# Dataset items
──────────

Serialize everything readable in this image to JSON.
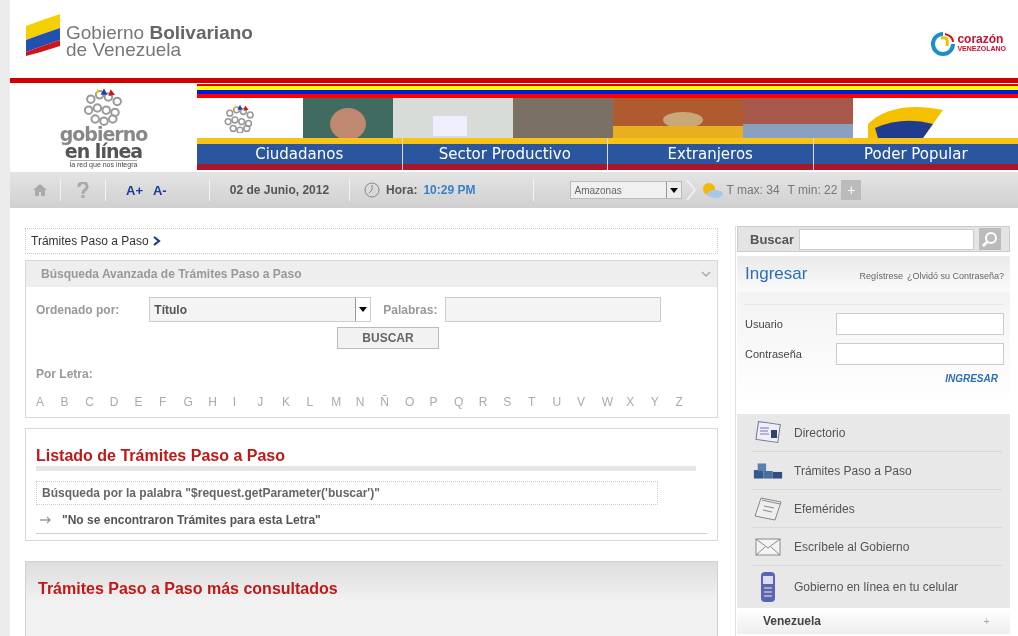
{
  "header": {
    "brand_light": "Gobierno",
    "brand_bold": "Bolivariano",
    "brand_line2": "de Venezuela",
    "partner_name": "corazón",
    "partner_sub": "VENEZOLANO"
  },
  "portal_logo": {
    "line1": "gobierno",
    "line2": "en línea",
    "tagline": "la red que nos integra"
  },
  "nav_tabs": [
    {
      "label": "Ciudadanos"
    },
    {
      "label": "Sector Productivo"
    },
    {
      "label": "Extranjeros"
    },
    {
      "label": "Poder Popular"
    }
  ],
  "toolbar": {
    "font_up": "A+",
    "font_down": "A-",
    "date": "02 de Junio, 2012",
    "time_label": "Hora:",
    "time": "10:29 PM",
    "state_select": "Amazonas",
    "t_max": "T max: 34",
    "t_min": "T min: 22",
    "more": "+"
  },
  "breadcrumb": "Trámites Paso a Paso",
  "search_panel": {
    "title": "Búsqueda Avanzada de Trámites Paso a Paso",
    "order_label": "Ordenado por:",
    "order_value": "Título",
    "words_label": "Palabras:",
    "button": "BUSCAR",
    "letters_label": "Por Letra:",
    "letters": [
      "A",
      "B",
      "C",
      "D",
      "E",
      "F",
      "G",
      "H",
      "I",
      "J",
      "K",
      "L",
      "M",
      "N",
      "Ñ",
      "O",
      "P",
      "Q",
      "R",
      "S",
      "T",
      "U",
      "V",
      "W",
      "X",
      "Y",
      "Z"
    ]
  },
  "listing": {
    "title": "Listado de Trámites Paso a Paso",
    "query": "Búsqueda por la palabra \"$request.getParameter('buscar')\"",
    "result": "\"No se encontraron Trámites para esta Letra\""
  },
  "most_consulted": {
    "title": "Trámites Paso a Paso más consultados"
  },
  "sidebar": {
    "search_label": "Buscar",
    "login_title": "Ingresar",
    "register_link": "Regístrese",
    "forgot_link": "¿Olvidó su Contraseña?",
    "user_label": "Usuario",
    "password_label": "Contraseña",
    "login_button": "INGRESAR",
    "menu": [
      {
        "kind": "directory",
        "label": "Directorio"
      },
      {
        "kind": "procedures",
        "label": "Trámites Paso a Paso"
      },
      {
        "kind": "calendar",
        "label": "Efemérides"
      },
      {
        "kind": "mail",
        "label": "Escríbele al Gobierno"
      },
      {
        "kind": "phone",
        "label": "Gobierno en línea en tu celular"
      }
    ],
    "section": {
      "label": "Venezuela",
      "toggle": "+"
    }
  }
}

──────────

# Problem requirements
Pull out all lines in the data above that include "línea".

# Output
    "line2": "en línea",
        "label": "Gobierno en línea en tu celular"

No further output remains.